Pick out and copy every line in the items below that contains the string "change", matching case exactly.
+++++
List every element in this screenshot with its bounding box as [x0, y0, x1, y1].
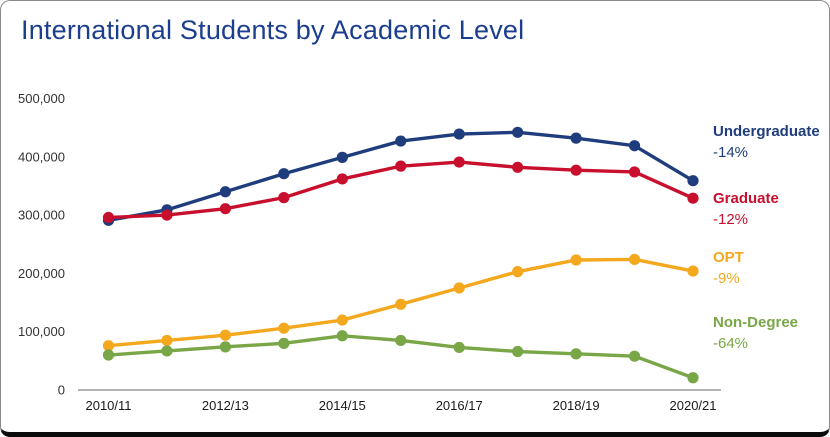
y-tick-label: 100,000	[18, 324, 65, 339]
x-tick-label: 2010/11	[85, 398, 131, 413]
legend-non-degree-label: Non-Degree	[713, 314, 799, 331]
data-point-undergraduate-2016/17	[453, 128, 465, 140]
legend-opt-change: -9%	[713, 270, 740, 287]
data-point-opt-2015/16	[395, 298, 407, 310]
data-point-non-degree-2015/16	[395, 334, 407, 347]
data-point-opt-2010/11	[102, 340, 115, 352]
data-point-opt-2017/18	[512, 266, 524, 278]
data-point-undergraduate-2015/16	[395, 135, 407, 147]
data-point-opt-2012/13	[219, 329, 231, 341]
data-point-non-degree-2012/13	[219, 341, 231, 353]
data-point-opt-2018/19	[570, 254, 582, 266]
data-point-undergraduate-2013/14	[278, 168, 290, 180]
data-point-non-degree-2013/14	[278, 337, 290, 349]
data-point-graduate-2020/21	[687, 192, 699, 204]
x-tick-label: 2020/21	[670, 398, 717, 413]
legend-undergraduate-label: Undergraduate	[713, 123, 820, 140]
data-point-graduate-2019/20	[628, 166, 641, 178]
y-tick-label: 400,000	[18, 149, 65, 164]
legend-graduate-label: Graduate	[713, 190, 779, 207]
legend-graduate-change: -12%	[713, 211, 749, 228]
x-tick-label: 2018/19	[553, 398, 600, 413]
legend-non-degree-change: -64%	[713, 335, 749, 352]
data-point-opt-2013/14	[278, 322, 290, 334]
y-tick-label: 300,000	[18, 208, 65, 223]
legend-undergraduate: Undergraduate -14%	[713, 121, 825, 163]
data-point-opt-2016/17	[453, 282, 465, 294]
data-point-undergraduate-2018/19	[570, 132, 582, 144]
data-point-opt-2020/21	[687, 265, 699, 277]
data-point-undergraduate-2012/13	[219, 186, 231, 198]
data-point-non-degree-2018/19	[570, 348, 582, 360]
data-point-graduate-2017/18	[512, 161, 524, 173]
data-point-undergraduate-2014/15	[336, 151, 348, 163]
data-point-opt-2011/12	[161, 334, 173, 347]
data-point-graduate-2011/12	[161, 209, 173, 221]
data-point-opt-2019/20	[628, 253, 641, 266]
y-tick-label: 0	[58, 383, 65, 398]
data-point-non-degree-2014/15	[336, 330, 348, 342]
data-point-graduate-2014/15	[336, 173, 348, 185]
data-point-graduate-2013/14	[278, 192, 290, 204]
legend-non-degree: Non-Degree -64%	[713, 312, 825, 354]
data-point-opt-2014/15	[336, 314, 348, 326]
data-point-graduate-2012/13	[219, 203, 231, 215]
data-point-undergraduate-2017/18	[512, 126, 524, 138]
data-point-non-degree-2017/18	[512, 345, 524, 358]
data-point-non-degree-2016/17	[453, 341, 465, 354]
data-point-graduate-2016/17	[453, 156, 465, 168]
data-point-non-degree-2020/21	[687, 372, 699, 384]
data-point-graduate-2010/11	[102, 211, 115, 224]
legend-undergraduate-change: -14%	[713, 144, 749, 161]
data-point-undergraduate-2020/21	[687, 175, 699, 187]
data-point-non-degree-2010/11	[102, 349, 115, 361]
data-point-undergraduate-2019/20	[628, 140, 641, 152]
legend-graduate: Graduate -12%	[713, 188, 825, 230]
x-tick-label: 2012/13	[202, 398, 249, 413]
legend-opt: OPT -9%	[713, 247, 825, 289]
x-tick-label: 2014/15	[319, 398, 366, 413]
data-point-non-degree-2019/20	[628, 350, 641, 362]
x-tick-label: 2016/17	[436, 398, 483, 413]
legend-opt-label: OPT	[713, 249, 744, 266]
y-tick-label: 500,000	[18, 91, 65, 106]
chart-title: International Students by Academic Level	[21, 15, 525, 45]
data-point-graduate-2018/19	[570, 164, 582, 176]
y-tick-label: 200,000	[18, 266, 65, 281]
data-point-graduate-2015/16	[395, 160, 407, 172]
+++++
## IN RESPONSE
legend-opt-change: -9%	[713, 270, 740, 287]
legend-graduate-change: -12%	[713, 211, 749, 228]
legend-non-degree-change: -64%	[713, 335, 749, 352]
legend-undergraduate-change: -14%	[713, 144, 749, 161]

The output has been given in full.